Transcribe all records exactly.
:: PROVIDED MATERIAL
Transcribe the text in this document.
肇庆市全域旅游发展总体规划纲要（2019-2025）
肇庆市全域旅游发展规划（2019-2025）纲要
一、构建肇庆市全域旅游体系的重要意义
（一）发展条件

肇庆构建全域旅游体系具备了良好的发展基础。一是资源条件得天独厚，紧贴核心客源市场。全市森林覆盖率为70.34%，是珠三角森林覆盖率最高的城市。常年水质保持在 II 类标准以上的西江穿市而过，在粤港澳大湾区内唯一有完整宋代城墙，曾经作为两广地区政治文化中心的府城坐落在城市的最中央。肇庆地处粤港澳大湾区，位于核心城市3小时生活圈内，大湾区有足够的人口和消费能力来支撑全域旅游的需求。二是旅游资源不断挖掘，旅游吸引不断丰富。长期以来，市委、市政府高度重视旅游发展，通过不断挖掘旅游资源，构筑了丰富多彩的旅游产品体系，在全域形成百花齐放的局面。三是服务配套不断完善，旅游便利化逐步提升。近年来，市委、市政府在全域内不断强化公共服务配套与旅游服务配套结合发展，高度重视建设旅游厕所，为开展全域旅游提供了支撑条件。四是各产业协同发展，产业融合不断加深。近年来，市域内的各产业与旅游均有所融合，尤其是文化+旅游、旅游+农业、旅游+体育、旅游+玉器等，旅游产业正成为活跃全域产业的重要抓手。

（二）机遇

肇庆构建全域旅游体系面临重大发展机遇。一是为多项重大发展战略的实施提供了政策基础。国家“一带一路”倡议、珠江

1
::::
■ FINISHED EXERCISE ■
Transcribe the text in this document.
肇庆市全域旅游发展总体规划纲要（2019-2025）
肇庆市全域旅游发展规划（2019-2025）纲要
一、构建肇庆市全域旅游体系的重要意义
（一）发展条件

肇庆构建全域旅游体系具备了良好的发展基础。一是资源条件得天独厚，紧贴核心客源市场。全市森林覆盖率为70.34%，是珠三角森林覆盖率最高的城市。常年水质保持在 II 类标准以上的西江穿市而过，在粤港澳大湾区内唯一有完整宋代城墙，曾经作为两广地区政治文化中心的府城坐落在城市的最中央。肇庆地处粤港澳大湾区，位于核心城市3小时生活圈内，大湾区有足够的人口和消费能力来支撑全域旅游的需求。二是旅游资源不断挖掘，旅游吸引不断丰富。长期以来，市委、市政府高度重视旅游发展，通过不断挖掘旅游资源，构筑了丰富多彩的旅游产品体系，在全域形成百花齐放的局面。三是服务配套不断完善，旅游便利化逐步提升。近年来，市委、市政府在全域内不断强化公共服务配套与旅游服务配套结合发展，高度重视建设旅游厕所，为开展全域旅游提供了支撑条件。四是各产业协同发展，产业融合不断加深。近年来，市域内的各产业与旅游均有所融合，尤其是文化+旅游、旅游+农业、旅游+体育、旅游+玉器等，旅游产业正成为活跃全域产业的重要抓手。

（二）机遇

肇庆构建全域旅游体系面临重大发展机遇。一是为多项重大发展战略的实施提供了政策基础。国家“一带一路”倡议、珠江

1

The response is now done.